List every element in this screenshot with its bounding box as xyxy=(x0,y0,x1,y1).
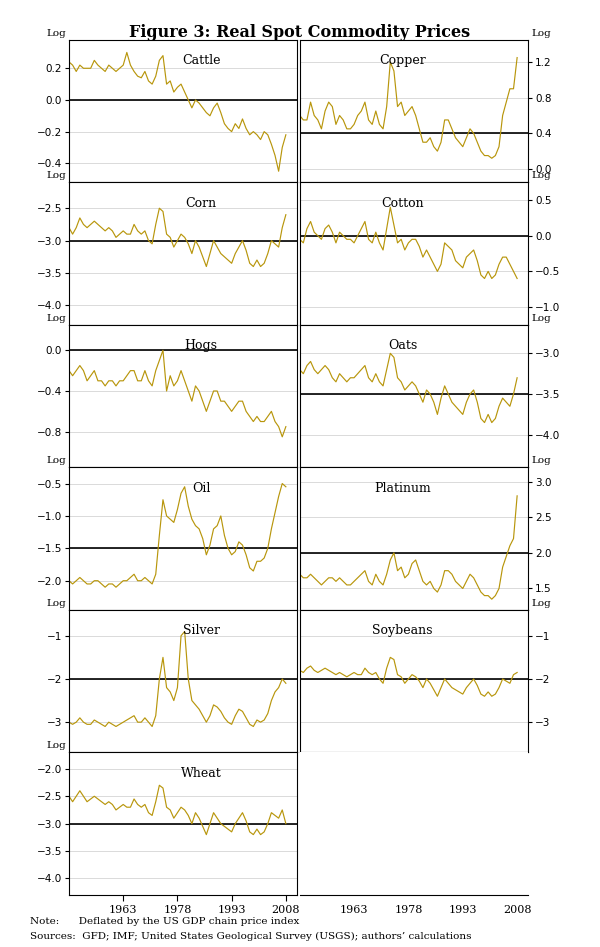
Text: Cotton: Cotton xyxy=(381,197,424,209)
Text: Log: Log xyxy=(531,171,551,180)
Text: Log: Log xyxy=(46,28,66,38)
Text: Corn: Corn xyxy=(185,197,217,209)
Text: Sources:  GFD; IMF; United States Geological Survey (USGS); authors’ calculation: Sources: GFD; IMF; United States Geologi… xyxy=(30,932,472,941)
Text: Hogs: Hogs xyxy=(185,339,218,352)
Text: Log: Log xyxy=(531,313,551,323)
Text: Log: Log xyxy=(46,456,66,466)
Text: Log: Log xyxy=(46,599,66,608)
Text: Log: Log xyxy=(46,171,66,180)
Text: Soybeans: Soybeans xyxy=(372,624,433,637)
Text: Note:      Deflated by the US GDP chain price index: Note: Deflated by the US GDP chain price… xyxy=(30,917,299,926)
Text: Figure 3: Real Spot Commodity Prices: Figure 3: Real Spot Commodity Prices xyxy=(130,24,470,41)
Text: Log: Log xyxy=(531,599,551,608)
Text: Log: Log xyxy=(46,742,66,750)
Text: Silver: Silver xyxy=(182,624,220,637)
Text: Log: Log xyxy=(46,313,66,323)
Text: Oil: Oil xyxy=(192,482,210,494)
Text: Log: Log xyxy=(531,456,551,466)
Text: Oats: Oats xyxy=(388,339,417,352)
Text: Log: Log xyxy=(531,28,551,38)
Text: Cattle: Cattle xyxy=(182,54,220,67)
Text: Copper: Copper xyxy=(379,54,426,67)
Text: Platinum: Platinum xyxy=(374,482,431,494)
Text: Wheat: Wheat xyxy=(181,767,221,779)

* * * * * * *

**Set problem:**
Copy the listing lines exactly, starting at the line containing "Text: Cotton: Cotton xyxy=(381,197,424,209)" and ending at the line containing "Text: Copper: Copper xyxy=(379,54,426,67)", both included.

**Full solution:**
Text: Cotton: Cotton xyxy=(381,197,424,209)
Text: Log: Log xyxy=(531,171,551,180)
Text: Log: Log xyxy=(46,28,66,38)
Text: Corn: Corn xyxy=(185,197,217,209)
Text: Sources:  GFD; IMF; United States Geological Survey (USGS); authors’ calculation: Sources: GFD; IMF; United States Geologi… xyxy=(30,932,472,941)
Text: Hogs: Hogs xyxy=(185,339,218,352)
Text: Log: Log xyxy=(531,313,551,323)
Text: Log: Log xyxy=(46,456,66,466)
Text: Log: Log xyxy=(46,599,66,608)
Text: Log: Log xyxy=(46,171,66,180)
Text: Soybeans: Soybeans xyxy=(372,624,433,637)
Text: Note:      Deflated by the US GDP chain price index: Note: Deflated by the US GDP chain price… xyxy=(30,917,299,926)
Text: Figure 3: Real Spot Commodity Prices: Figure 3: Real Spot Commodity Prices xyxy=(130,24,470,41)
Text: Log: Log xyxy=(531,599,551,608)
Text: Log: Log xyxy=(46,742,66,750)
Text: Silver: Silver xyxy=(182,624,220,637)
Text: Log: Log xyxy=(46,313,66,323)
Text: Oil: Oil xyxy=(192,482,210,494)
Text: Log: Log xyxy=(531,456,551,466)
Text: Oats: Oats xyxy=(388,339,417,352)
Text: Log: Log xyxy=(531,28,551,38)
Text: Cattle: Cattle xyxy=(182,54,220,67)
Text: Copper: Copper xyxy=(379,54,426,67)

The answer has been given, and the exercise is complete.